Task details:
Without including any images, repeat the data exactly.

Available records:
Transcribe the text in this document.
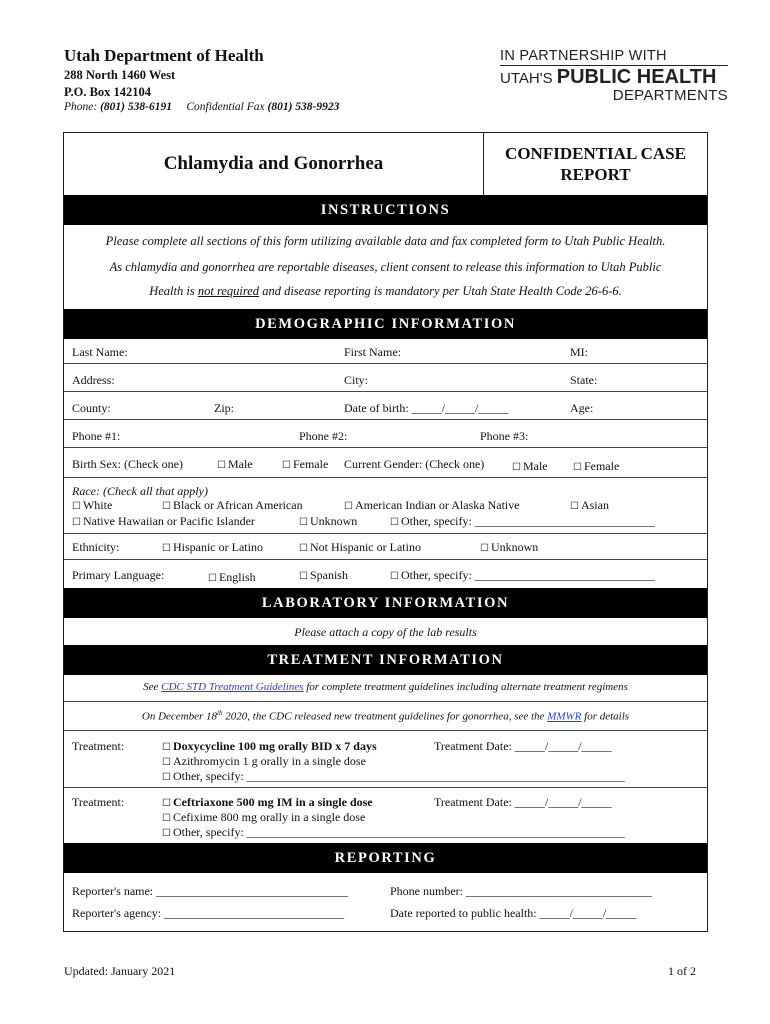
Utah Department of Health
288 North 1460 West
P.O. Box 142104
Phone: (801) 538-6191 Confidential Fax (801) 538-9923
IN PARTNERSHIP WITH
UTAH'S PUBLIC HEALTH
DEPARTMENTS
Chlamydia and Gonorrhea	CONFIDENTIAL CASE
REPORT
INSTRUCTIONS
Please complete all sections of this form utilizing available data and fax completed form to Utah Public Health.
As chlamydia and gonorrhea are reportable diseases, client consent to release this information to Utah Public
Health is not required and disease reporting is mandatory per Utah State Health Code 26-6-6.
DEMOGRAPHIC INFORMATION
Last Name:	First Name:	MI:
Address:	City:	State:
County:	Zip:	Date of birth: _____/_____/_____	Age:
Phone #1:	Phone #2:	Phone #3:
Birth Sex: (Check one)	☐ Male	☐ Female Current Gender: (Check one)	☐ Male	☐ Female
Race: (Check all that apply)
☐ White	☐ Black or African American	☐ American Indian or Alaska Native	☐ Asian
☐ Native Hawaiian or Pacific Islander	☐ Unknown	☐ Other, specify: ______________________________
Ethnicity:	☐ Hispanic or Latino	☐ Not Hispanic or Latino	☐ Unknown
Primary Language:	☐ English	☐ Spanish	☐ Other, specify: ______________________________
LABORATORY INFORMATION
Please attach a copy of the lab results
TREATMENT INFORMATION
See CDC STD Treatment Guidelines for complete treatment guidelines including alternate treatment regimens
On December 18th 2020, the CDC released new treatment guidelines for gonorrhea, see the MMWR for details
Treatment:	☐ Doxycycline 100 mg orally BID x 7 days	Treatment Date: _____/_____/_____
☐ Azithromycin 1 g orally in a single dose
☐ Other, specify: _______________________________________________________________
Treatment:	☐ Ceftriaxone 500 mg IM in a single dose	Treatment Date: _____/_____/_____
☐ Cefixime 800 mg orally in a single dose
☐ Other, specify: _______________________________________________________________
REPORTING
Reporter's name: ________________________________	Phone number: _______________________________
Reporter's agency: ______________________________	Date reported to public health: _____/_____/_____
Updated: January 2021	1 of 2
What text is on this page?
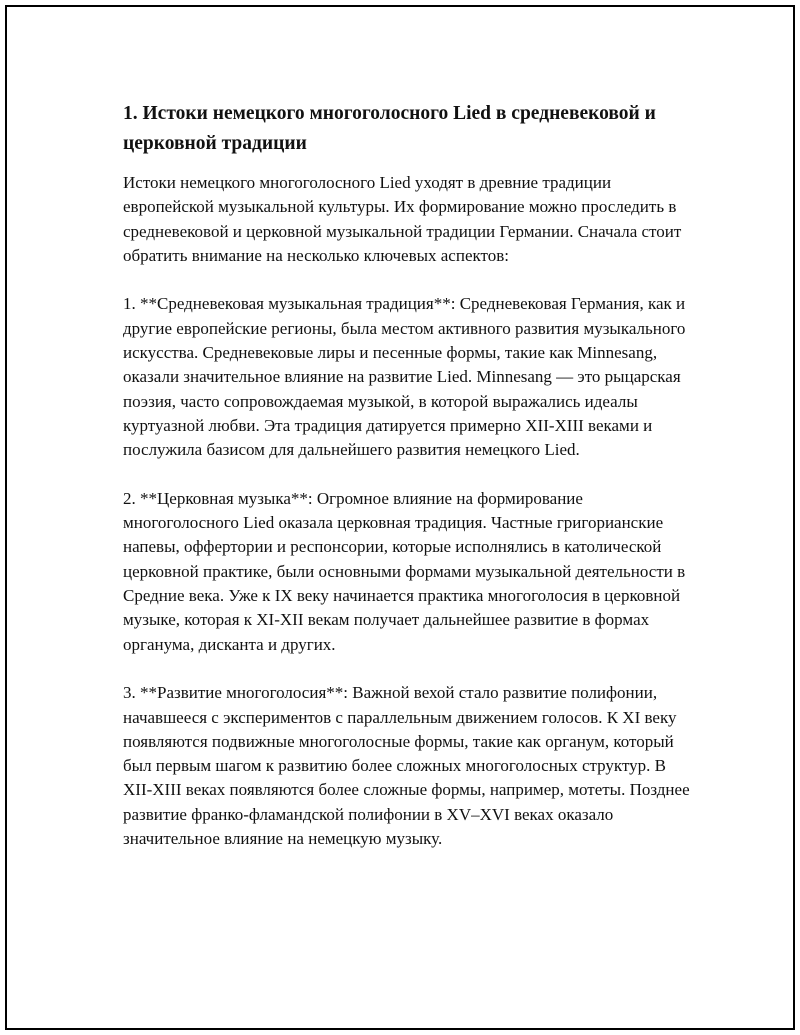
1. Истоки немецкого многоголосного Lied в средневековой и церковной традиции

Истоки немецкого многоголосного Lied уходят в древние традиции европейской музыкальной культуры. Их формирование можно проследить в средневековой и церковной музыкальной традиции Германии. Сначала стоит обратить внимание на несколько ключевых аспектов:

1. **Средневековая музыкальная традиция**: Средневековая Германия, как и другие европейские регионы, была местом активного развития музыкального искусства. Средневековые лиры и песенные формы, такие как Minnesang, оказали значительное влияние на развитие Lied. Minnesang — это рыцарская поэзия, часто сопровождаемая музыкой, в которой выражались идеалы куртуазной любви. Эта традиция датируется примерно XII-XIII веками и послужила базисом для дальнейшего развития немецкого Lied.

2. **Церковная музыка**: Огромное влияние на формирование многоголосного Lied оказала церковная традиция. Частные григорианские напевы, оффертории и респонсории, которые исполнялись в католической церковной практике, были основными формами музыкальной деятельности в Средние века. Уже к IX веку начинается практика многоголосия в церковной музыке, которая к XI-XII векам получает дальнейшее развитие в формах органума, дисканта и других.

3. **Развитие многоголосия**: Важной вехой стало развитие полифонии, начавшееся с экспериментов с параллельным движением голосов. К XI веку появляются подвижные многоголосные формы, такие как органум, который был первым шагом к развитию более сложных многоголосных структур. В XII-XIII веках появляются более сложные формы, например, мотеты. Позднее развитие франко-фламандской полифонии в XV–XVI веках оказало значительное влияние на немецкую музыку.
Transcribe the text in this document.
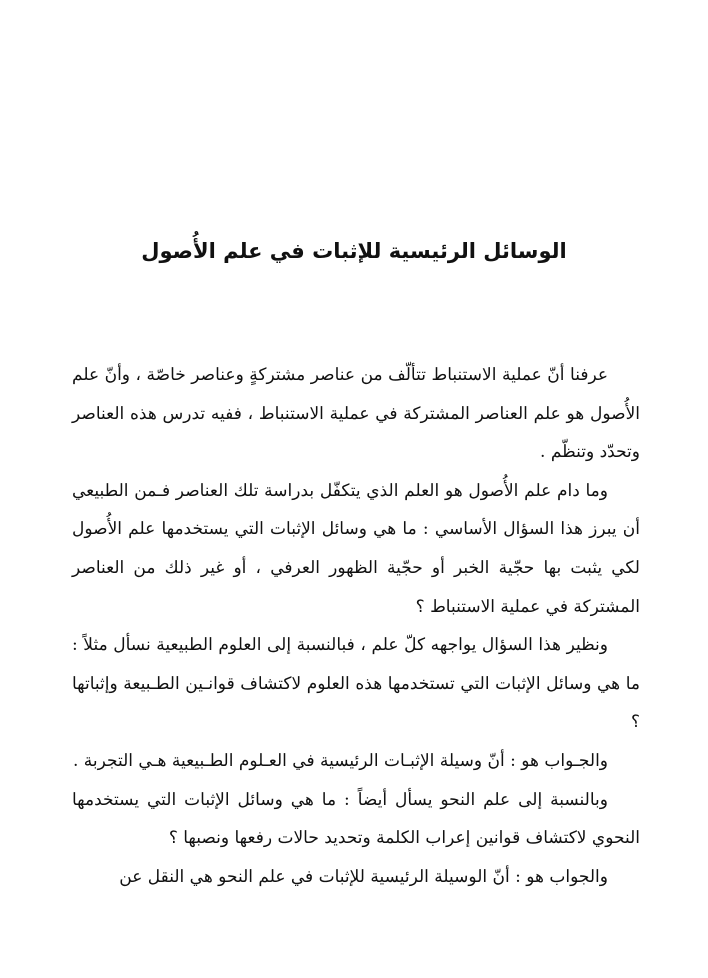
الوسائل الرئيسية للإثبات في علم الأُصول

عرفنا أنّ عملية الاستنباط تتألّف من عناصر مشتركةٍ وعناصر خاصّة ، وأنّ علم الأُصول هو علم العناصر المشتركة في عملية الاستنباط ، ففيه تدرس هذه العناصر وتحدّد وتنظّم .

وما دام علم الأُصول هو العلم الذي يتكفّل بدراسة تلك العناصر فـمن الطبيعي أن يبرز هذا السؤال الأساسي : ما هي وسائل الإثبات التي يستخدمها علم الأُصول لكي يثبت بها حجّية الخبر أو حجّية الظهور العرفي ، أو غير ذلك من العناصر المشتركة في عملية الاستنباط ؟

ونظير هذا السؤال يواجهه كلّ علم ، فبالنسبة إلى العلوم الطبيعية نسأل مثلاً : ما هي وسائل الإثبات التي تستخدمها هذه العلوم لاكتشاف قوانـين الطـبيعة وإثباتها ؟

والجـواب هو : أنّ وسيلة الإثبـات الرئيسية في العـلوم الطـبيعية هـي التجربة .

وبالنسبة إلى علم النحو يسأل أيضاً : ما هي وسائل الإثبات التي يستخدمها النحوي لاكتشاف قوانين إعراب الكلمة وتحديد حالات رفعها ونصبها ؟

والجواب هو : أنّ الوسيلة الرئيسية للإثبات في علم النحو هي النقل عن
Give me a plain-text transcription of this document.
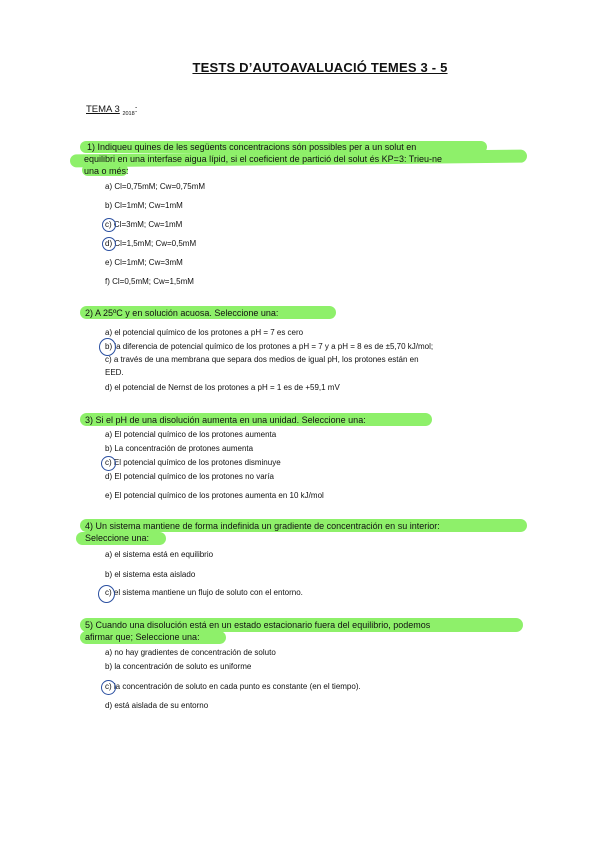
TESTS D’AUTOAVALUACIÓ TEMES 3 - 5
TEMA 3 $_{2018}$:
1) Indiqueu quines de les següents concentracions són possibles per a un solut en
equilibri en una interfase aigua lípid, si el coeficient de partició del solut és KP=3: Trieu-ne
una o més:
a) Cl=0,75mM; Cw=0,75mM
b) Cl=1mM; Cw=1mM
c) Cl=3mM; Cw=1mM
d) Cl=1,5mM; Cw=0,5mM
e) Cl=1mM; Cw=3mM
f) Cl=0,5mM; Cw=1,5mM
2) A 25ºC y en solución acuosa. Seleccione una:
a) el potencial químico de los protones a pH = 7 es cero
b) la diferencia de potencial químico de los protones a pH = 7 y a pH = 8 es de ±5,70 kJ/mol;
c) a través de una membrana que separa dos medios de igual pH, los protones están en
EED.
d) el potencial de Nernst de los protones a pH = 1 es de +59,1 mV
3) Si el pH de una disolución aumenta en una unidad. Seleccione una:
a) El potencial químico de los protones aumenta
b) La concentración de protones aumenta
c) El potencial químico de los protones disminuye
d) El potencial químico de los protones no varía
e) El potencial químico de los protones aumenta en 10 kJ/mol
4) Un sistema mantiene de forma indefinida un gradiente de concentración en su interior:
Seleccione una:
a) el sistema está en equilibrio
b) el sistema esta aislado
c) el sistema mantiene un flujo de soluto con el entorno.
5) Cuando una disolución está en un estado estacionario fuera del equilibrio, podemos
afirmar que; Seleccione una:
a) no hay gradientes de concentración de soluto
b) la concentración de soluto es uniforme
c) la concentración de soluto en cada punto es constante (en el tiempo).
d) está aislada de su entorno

Problem solution:
Transcribe the text in this document.
Utah Department of Health
288 North 1460 West
P.O. Box 142104
Phone: (801) 538-6191 Confidential Fax (801) 538-9923
IN PARTNERSHIP WITH
UTAH'S PUBLIC HEALTH
DEPARTMENTS
Chlamydia and Gonorrhea	CONFIDENTIAL CASE
REPORT
INSTRUCTIONS
Please complete all sections of this form utilizing available data and fax completed form to Utah Public Health.
As chlamydia and gonorrhea are reportable diseases, client consent to release this information to Utah Public
Health is not required and disease reporting is mandatory per Utah State Health Code 26-6-6.
DEMOGRAPHIC INFORMATION
Last Name:	First Name:	MI:
Address:	City:	State:
County:	Zip:	Date of birth: _____/_____/_____	Age:
Phone #1:	Phone #2:	Phone #3:
Birth Sex: (Check one)	☐ Male	☐ Female Current Gender: (Check one)	☐ Male	☐ Female
Race: (Check all that apply)
☐ White	☐ Black or African American	☐ American Indian or Alaska Native	☐ Asian
☐ Native Hawaiian or Pacific Islander	☐ Unknown	☐ Other, specify: ______________________________
Ethnicity:	☐ Hispanic or Latino	☐ Not Hispanic or Latino	☐ Unknown
Primary Language:	☐ English	☐ Spanish	☐ Other, specify: ______________________________
LABORATORY INFORMATION
Please attach a copy of the lab results
TREATMENT INFORMATION
See CDC STD Treatment Guidelines for complete treatment guidelines including alternate treatment regimens
On December 18th 2020, the CDC released new treatment guidelines for gonorrhea, see the MMWR for details
Treatment:	☐ Doxycycline 100 mg orally BID x 7 days	Treatment Date: _____/_____/_____
☐ Azithromycin 1 g orally in a single dose
☐ Other, specify: _______________________________________________________________
Treatment:	☐ Ceftriaxone 500 mg IM in a single dose	Treatment Date: _____/_____/_____
☐ Cefixime 800 mg orally in a single dose
☐ Other, specify: _______________________________________________________________
REPORTING
Reporter's name: ________________________________	Phone number: _______________________________
Reporter's agency: ______________________________	Date reported to public health: _____/_____/_____
Updated: January 2021	1 of 2
What text is on this page?
1. Истоки немецкого многоголосного Lied в средневековой и церковной традиции

Истоки немецкого многоголосного Lied уходят в древние традиции европейской музыкальной культуры. Их формирование можно проследить в средневековой и церковной музыкальной традиции Германии. Сначала стоит обратить внимание на несколько ключевых аспектов:

1. **Средневековая музыкальная традиция**: Средневековая Германия, как и другие европейские регионы, была местом активного развития музыкального искусства. Средневековые лиры и песенные формы, такие как Minnesang, оказали значительное влияние на развитие Lied. Minnesang — это рыцарская поэзия, часто сопровождаемая музыкой, в которой выражались идеалы куртуазной любви. Эта традиция датируется примерно XII-XIII веками и послужила базисом для дальнейшего развития немецкого Lied.

2. **Церковная музыка**: Огромное влияние на формирование многоголосного Lied оказала церковная традиция. Частные григорианские напевы, оффертории и респонсории, которые исполнялись в католической церковной практике, были основными формами музыкальной деятельности в Средние века. Уже к IX веку начинается практика многоголосия в церковной музыке, которая к XI-XII векам получает дальнейшее развитие в формах органума, дисканта и других.

3. **Развитие многоголосия**: Важной вехой стало развитие полифонии, начавшееся с экспериментов с параллельным движением голосов. К XI веку появляются подвижные многоголосные формы, такие как органум, который был первым шагом к развитию более сложных многоголосных структур. В XII-XIII веках появляются более сложные формы, например, мотеты. Позднее развитие франко-фламандской полифонии в XV–XVI веках оказало значительное влияние на немецкую музыку.
Transcribe the text in this document.
الوسائل الرئيسية للإثبات في علم الأُصول

عرفنا أنّ عملية الاستنباط تتألّف من عناصر مشتركةٍ وعناصر خاصّة ، وأنّ علم الأُصول هو علم العناصر المشتركة في عملية الاستنباط ، ففيه تدرس هذه العناصر وتحدّد وتنظّم .

وما دام علم الأُصول هو العلم الذي يتكفّل بدراسة تلك العناصر فـمن الطبيعي أن يبرز هذا السؤال الأساسي : ما هي وسائل الإثبات التي يستخدمها علم الأُصول لكي يثبت بها حجّية الخبر أو حجّية الظهور العرفي ، أو غير ذلك من العناصر المشتركة في عملية الاستنباط ؟

ونظير هذا السؤال يواجهه كلّ علم ، فبالنسبة إلى العلوم الطبيعية نسأل مثلاً : ما هي وسائل الإثبات التي تستخدمها هذه العلوم لاكتشاف قوانـين الطـبيعة وإثباتها ؟

والجـواب هو : أنّ وسيلة الإثبـات الرئيسية في العـلوم الطـبيعية هـي التجربة .

وبالنسبة إلى علم النحو يسأل أيضاً : ما هي وسائل الإثبات التي يستخدمها النحوي لاكتشاف قوانين إعراب الكلمة وتحديد حالات رفعها ونصبها ؟

والجواب هو : أنّ الوسيلة الرئيسية للإثبات في علم النحو هي النقل عن
Give me a plain-text transcription of this document.
TESTS D’AUTOAVALUACIÓ TEMES 3 - 5
TEMA 3 $_{2018}$:
1) Indiqueu quines de les següents concentracions són possibles per a un solut en
equilibri en una interfase aigua lípid, si el coeficient de partició del solut és KP=3: Trieu-ne
una o més:
a) Cl=0,75mM; Cw=0,75mM
b) Cl=1mM; Cw=1mM
c) Cl=3mM; Cw=1mM
d) Cl=1,5mM; Cw=0,5mM
e) Cl=1mM; Cw=3mM
f) Cl=0,5mM; Cw=1,5mM
2) A 25ºC y en solución acuosa. Seleccione una:
a) el potencial químico de los protones a pH = 7 es cero
b) la diferencia de potencial químico de los protones a pH = 7 y a pH = 8 es de ±5,70 kJ/mol;
c) a través de una membrana que separa dos medios de igual pH, los protones están en
EED.
d) el potencial de Nernst de los protones a pH = 1 es de +59,1 mV
3) Si el pH de una disolución aumenta en una unidad. Seleccione una:
a) El potencial químico de los protones aumenta
b) La concentración de protones aumenta
c) El potencial químico de los protones disminuye
d) El potencial químico de los protones no varía
e) El potencial químico de los protones aumenta en 10 kJ/mol
4) Un sistema mantiene de forma indefinida un gradiente de concentración en su interior:
Seleccione una:
a) el sistema está en equilibrio
b) el sistema esta aislado
c) el sistema mantiene un flujo de soluto con el entorno.
5) Cuando una disolución está en un estado estacionario fuera del equilibrio, podemos
afirmar que; Seleccione una:
a) no hay gradientes de concentración de soluto
b) la concentración de soluto es uniforme
c) la concentración de soluto en cada punto es constante (en el tiempo).
d) está aislada de su entorno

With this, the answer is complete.